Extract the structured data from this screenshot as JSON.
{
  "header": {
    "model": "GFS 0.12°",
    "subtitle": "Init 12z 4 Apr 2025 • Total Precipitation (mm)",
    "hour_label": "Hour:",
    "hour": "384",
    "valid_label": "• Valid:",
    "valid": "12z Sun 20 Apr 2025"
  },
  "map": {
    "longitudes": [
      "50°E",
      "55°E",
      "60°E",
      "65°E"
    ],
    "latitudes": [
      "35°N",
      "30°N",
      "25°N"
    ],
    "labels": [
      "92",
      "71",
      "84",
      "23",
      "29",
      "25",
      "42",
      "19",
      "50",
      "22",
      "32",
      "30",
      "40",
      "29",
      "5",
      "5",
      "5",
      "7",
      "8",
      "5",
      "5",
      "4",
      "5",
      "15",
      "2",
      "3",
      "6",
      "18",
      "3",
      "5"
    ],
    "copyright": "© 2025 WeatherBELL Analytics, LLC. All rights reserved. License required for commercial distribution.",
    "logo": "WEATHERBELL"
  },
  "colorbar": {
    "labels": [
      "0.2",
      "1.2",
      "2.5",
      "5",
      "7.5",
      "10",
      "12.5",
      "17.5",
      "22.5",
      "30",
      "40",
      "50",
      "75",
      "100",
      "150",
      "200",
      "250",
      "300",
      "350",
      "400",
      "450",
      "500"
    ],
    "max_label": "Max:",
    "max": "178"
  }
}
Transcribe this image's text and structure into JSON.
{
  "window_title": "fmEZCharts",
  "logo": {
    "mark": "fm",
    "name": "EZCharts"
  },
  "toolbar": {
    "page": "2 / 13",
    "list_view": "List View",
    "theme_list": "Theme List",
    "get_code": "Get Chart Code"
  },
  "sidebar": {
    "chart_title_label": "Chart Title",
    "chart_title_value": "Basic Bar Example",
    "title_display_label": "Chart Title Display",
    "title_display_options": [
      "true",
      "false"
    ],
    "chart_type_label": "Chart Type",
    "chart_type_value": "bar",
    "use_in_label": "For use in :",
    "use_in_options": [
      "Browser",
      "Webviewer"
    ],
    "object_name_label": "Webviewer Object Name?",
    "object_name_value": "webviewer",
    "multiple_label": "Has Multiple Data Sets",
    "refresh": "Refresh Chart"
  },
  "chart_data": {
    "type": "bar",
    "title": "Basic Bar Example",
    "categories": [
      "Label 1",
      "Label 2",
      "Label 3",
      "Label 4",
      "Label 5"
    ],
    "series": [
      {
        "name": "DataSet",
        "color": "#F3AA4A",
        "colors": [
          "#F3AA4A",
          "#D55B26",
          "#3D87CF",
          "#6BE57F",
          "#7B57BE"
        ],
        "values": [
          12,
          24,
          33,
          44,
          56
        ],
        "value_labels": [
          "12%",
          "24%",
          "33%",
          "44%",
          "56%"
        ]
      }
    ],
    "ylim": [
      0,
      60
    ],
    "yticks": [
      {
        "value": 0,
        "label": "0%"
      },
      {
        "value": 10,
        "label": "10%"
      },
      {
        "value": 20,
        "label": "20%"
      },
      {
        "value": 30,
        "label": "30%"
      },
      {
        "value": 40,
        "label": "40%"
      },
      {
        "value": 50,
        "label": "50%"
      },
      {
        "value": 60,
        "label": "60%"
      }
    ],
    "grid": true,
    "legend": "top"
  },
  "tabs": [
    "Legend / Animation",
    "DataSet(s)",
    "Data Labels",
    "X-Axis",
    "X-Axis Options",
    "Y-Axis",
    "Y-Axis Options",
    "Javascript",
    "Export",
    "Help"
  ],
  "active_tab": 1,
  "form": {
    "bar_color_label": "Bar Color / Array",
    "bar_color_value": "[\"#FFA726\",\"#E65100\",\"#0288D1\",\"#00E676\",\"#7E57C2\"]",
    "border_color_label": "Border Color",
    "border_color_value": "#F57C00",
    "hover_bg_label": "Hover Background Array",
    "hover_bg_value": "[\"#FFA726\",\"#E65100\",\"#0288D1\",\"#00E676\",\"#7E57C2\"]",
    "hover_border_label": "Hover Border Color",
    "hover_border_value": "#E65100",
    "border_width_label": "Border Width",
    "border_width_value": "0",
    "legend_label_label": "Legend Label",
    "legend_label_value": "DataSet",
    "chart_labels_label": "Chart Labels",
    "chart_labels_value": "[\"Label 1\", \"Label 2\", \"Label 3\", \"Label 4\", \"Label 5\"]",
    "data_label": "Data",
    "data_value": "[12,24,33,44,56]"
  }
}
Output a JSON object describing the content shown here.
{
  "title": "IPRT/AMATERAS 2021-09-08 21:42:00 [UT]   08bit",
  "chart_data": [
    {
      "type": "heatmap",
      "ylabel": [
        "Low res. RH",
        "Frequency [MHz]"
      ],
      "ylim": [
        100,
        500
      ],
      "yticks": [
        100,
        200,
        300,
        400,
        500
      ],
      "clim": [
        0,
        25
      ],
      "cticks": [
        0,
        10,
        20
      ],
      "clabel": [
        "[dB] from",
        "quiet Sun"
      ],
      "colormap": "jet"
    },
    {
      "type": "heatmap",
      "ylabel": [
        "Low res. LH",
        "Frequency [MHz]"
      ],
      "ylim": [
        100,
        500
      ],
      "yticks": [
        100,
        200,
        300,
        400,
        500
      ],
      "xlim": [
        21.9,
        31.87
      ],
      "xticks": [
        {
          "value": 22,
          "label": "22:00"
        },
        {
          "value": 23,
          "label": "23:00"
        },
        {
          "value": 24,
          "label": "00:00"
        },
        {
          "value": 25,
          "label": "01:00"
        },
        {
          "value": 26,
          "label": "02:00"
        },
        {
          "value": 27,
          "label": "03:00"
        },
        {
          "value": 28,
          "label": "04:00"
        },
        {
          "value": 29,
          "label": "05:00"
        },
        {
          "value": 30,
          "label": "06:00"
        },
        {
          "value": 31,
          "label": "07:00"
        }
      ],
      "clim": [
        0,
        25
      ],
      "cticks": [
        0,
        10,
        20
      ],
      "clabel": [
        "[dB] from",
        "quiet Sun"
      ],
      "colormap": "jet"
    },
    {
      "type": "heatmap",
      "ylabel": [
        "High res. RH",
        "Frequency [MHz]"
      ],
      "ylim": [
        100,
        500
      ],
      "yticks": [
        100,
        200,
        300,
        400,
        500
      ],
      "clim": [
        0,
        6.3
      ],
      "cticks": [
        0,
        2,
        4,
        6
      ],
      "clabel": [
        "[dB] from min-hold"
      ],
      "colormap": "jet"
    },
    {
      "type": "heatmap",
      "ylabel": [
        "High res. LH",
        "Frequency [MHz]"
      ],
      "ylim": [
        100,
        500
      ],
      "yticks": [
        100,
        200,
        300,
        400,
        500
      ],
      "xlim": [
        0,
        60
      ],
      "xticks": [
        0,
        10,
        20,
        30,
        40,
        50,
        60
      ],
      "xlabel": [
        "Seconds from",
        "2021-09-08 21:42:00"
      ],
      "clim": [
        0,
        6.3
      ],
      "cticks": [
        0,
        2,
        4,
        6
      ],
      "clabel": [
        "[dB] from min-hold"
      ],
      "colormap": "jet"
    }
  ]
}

> [WRITTEN EXERCISE] Write out the records shown above, exactly as they appear.

> [WRITTEN ANSWER]
Extract the structured data from this screenshot as JSON.
{
  "header": {
    "model": "GFS 0.12°",
    "subtitle": "Init 12z 4 Apr 2025 • Total Precipitation (mm)",
    "hour_label": "Hour:",
    "hour": "384",
    "valid_label": "• Valid:",
    "valid": "12z Sun 20 Apr 2025"
  },
  "map": {
    "longitudes": [
      "50°E",
      "55°E",
      "60°E",
      "65°E"
    ],
    "latitudes": [
      "35°N",
      "30°N",
      "25°N"
    ],
    "labels": [
      "92",
      "71",
      "84",
      "23",
      "29",
      "25",
      "42",
      "19",
      "50",
      "22",
      "32",
      "30",
      "40",
      "29",
      "5",
      "5",
      "5",
      "7",
      "8",
      "5",
      "5",
      "4",
      "5",
      "15",
      "2",
      "3",
      "6",
      "18",
      "3",
      "5"
    ],
    "copyright": "© 2025 WeatherBELL Analytics, LLC. All rights reserved. License required for commercial distribution.",
    "logo": "WEATHERBELL"
  },
  "colorbar": {
    "labels": [
      "0.2",
      "1.2",
      "2.5",
      "5",
      "7.5",
      "10",
      "12.5",
      "17.5",
      "22.5",
      "30",
      "40",
      "50",
      "75",
      "100",
      "150",
      "200",
      "250",
      "300",
      "350",
      "400",
      "450",
      "500"
    ],
    "max_label": "Max:",
    "max": "178"
  }
}
Transcribe this image's text and structure into JSON.
{
  "window_title": "fmEZCharts",
  "logo": {
    "mark": "fm",
    "name": "EZCharts"
  },
  "toolbar": {
    "page": "2 / 13",
    "list_view": "List View",
    "theme_list": "Theme List",
    "get_code": "Get Chart Code"
  },
  "sidebar": {
    "chart_title_label": "Chart Title",
    "chart_title_value": "Basic Bar Example",
    "title_display_label": "Chart Title Display",
    "title_display_options": [
      "true",
      "false"
    ],
    "chart_type_label": "Chart Type",
    "chart_type_value": "bar",
    "use_in_label": "For use in :",
    "use_in_options": [
      "Browser",
      "Webviewer"
    ],
    "object_name_label": "Webviewer Object Name?",
    "object_name_value": "webviewer",
    "multiple_label": "Has Multiple Data Sets",
    "refresh": "Refresh Chart"
  },
  "chart_data": {
    "type": "bar",
    "title": "Basic Bar Example",
    "categories": [
      "Label 1",
      "Label 2",
      "Label 3",
      "Label 4",
      "Label 5"
    ],
    "series": [
      {
        "name": "DataSet",
        "color": "#F3AA4A",
        "colors": [
          "#F3AA4A",
          "#D55B26",
          "#3D87CF",
          "#6BE57F",
          "#7B57BE"
        ],
        "values": [
          12,
          24,
          33,
          44,
          56
        ],
        "value_labels": [
          "12%",
          "24%",
          "33%",
          "44%",
          "56%"
        ]
      }
    ],
    "ylim": [
      0,
      60
    ],
    "yticks": [
      {
        "value": 0,
        "label": "0%"
      },
      {
        "value": 10,
        "label": "10%"
      },
      {
        "value": 20,
        "label": "20%"
      },
      {
        "value": 30,
        "label": "30%"
      },
      {
        "value": 40,
        "label": "40%"
      },
      {
        "value": 50,
        "label": "50%"
      },
      {
        "value": 60,
        "label": "60%"
      }
    ],
    "grid": true,
    "legend": "top"
  },
  "tabs": [
    "Legend / Animation",
    "DataSet(s)",
    "Data Labels",
    "X-Axis",
    "X-Axis Options",
    "Y-Axis",
    "Y-Axis Options",
    "Javascript",
    "Export",
    "Help"
  ],
  "active_tab": 1,
  "form": {
    "bar_color_label": "Bar Color / Array",
    "bar_color_value": "[\"#FFA726\",\"#E65100\",\"#0288D1\",\"#00E676\",\"#7E57C2\"]",
    "border_color_label": "Border Color",
    "border_color_value": "#F57C00",
    "hover_bg_label": "Hover Background Array",
    "hover_bg_value": "[\"#FFA726\",\"#E65100\",\"#0288D1\",\"#00E676\",\"#7E57C2\"]",
    "hover_border_label": "Hover Border Color",
    "hover_border_value": "#E65100",
    "border_width_label": "Border Width",
    "border_width_value": "0",
    "legend_label_label": "Legend Label",
    "legend_label_value": "DataSet",
    "chart_labels_label": "Chart Labels",
    "chart_labels_value": "[\"Label 1\", \"Label 2\", \"Label 3\", \"Label 4\", \"Label 5\"]",
    "data_label": "Data",
    "data_value": "[12,24,33,44,56]"
  }
}
Output a JSON object describing the content shown here.
{
  "title": "IPRT/AMATERAS 2021-09-08 21:42:00 [UT]   08bit",
  "chart_data": [
    {
      "type": "heatmap",
      "ylabel": [
        "Low res. RH",
        "Frequency [MHz]"
      ],
      "ylim": [
        100,
        500
      ],
      "yticks": [
        100,
        200,
        300,
        400,
        500
      ],
      "clim": [
        0,
        25
      ],
      "cticks": [
        0,
        10,
        20
      ],
      "clabel": [
        "[dB] from",
        "quiet Sun"
      ],
      "colormap": "jet"
    },
    {
      "type": "heatmap",
      "ylabel": [
        "Low res. LH",
        "Frequency [MHz]"
      ],
      "ylim": [
        100,
        500
      ],
      "yticks": [
        100,
        200,
        300,
        400,
        500
      ],
      "xlim": [
        21.9,
        31.87
      ],
      "xticks": [
        {
          "value": 22,
          "label": "22:00"
        },
        {
          "value": 23,
          "label": "23:00"
        },
        {
          "value": 24,
          "label": "00:00"
        },
        {
          "value": 25,
          "label": "01:00"
        },
        {
          "value": 26,
          "label": "02:00"
        },
        {
          "value": 27,
          "label": "03:00"
        },
        {
          "value": 28,
          "label": "04:00"
        },
        {
          "value": 29,
          "label": "05:00"
        },
        {
          "value": 30,
          "label": "06:00"
        },
        {
          "value": 31,
          "label": "07:00"
        }
      ],
      "clim": [
        0,
        25
      ],
      "cticks": [
        0,
        10,
        20
      ],
      "clabel": [
        "[dB] from",
        "quiet Sun"
      ],
      "colormap": "jet"
    },
    {
      "type": "heatmap",
      "ylabel": [
        "High res. RH",
        "Frequency [MHz]"
      ],
      "ylim": [
        100,
        500
      ],
      "yticks": [
        100,
        200,
        300,
        400,
        500
      ],
      "clim": [
        0,
        6.3
      ],
      "cticks": [
        0,
        2,
        4,
        6
      ],
      "clabel": [
        "[dB] from min-hold"
      ],
      "colormap": "jet"
    },
    {
      "type": "heatmap",
      "ylabel": [
        "High res. LH",
        "Frequency [MHz]"
      ],
      "ylim": [
        100,
        500
      ],
      "yticks": [
        100,
        200,
        300,
        400,
        500
      ],
      "xlim": [
        0,
        60
      ],
      "xticks": [
        0,
        10,
        20,
        30,
        40,
        50,
        60
      ],
      "xlabel": [
        "Seconds from",
        "2021-09-08 21:42:00"
      ],
      "clim": [
        0,
        6.3
      ],
      "cticks": [
        0,
        2,
        4,
        6
      ],
      "clabel": [
        "[dB] from min-hold"
      ],
      "colormap": "jet"
    }
  ]
}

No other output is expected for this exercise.